## Exercise goal
List each line of the data that holds the string "comment", please.

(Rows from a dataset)
"""
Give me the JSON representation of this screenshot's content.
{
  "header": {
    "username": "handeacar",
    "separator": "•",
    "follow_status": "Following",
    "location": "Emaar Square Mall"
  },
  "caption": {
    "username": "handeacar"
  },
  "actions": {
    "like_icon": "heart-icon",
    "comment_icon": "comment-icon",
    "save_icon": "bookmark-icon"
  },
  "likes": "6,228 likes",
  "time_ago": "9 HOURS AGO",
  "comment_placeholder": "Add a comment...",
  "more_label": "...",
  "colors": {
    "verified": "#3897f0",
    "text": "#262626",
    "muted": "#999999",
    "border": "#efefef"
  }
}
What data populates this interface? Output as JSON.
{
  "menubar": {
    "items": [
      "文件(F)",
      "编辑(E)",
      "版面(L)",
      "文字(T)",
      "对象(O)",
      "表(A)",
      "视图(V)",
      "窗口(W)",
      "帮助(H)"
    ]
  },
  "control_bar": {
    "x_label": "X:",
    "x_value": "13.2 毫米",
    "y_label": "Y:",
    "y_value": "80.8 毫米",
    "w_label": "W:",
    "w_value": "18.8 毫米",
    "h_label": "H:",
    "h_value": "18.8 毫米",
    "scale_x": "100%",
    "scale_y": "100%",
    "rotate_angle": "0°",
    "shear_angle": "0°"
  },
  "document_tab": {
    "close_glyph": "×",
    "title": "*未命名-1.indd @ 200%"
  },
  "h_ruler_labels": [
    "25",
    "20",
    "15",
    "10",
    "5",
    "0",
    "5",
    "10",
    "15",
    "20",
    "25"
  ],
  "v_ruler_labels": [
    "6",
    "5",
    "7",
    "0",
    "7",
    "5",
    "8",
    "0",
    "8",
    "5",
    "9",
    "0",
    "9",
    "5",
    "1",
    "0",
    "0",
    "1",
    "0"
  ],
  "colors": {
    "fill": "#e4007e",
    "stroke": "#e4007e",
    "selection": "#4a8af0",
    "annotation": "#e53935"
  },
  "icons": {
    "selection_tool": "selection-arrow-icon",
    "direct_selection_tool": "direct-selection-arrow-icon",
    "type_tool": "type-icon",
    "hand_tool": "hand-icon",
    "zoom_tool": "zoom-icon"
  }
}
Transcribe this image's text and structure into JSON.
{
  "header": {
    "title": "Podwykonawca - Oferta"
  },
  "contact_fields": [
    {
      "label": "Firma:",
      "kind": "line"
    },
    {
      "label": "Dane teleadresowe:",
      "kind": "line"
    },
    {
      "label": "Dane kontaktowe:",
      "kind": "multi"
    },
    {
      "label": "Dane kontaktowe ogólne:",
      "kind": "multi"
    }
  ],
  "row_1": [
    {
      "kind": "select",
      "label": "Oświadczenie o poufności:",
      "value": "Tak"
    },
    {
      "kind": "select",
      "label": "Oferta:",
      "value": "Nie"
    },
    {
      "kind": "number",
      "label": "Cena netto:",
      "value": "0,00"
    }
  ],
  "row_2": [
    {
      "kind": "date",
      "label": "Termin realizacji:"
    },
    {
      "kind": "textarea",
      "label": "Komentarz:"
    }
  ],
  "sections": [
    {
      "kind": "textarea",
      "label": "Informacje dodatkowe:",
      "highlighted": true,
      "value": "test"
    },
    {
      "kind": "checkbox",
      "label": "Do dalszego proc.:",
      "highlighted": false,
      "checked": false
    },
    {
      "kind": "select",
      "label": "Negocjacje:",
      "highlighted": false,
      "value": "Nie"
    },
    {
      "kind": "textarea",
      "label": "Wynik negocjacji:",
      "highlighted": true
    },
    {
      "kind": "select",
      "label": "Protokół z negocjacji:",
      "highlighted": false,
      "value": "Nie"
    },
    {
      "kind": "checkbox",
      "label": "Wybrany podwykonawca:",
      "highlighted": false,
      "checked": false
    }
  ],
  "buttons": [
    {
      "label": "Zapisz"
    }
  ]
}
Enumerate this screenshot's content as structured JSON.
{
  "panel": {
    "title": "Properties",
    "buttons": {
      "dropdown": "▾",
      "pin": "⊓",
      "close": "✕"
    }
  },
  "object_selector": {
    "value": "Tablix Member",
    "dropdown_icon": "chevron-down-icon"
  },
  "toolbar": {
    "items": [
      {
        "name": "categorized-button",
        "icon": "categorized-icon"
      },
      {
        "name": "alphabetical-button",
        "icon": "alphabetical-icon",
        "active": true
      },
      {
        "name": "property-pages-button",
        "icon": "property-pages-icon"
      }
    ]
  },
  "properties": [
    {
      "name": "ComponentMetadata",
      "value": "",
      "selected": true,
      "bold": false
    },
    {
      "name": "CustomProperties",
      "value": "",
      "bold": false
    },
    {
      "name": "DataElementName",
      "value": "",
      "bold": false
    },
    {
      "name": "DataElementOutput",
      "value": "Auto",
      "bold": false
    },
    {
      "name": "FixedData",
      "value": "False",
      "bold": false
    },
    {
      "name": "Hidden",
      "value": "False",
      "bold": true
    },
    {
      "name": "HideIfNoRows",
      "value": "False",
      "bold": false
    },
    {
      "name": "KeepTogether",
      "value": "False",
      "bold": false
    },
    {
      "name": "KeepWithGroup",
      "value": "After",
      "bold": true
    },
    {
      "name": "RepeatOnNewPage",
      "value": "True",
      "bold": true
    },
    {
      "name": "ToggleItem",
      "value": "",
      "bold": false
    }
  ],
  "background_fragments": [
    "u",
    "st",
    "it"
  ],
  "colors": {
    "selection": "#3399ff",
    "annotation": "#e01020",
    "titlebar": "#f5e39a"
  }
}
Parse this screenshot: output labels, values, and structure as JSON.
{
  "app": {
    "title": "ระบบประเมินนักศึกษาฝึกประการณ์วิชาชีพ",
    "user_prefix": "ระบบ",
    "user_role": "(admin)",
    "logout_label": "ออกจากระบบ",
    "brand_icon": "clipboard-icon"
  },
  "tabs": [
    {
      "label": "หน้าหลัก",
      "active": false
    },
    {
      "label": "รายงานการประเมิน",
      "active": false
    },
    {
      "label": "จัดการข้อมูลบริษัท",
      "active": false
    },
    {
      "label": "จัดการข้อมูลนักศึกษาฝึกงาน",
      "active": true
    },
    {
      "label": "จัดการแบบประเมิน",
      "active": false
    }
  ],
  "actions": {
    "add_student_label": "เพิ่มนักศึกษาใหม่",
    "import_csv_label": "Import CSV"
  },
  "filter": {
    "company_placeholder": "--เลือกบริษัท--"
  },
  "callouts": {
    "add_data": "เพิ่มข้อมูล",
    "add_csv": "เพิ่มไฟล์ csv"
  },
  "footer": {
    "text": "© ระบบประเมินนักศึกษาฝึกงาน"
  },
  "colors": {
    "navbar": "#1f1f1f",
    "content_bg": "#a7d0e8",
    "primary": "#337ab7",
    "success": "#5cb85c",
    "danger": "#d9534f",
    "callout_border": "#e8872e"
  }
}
"""
## Finished answer
    "comment_icon": "comment-icon",
  "comment_placeholder": "Add a comment...",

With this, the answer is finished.